--- Start of RECORDS PROVIDED ---

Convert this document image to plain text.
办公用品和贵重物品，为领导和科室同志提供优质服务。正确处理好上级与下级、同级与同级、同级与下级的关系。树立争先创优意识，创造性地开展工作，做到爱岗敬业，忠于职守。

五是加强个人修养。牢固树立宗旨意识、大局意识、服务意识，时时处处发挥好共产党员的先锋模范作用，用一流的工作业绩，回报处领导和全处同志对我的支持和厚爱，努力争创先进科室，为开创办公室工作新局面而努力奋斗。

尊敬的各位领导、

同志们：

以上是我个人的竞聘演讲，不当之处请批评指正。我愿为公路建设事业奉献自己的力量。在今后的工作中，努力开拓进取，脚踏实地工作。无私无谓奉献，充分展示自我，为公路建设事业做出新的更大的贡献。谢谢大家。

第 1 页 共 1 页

--- End of RECORDS PROVIDED ---

Print out every record again, exactly and in full.

Convert this document image to plain text.
办公用品和贵重物品，为领导和科室同志提供优质服务。正确处理好上级与下级、同级与同级、同级与下级的关系。树立争先创优意识，创造性地开展工作，做到爱岗敬业，忠于职守。

五是加强个人修养。牢固树立宗旨意识、大局意识、服务意识，时时处处发挥好共产党员的先锋模范作用，用一流的工作业绩，回报处领导和全处同志对我的支持和厚爱，努力争创先进科室，为开创办公室工作新局面而努力奋斗。

尊敬的各位领导、

同志们：

以上是我个人的竞聘演讲，不当之处请批评指正。我愿为公路建设事业奉献自己的力量。在今后的工作中，努力开拓进取，脚踏实地工作。无私无谓奉献，充分展示自我，为公路建设事业做出新的更大的贡献。谢谢大家。

第 1 页 共 1 页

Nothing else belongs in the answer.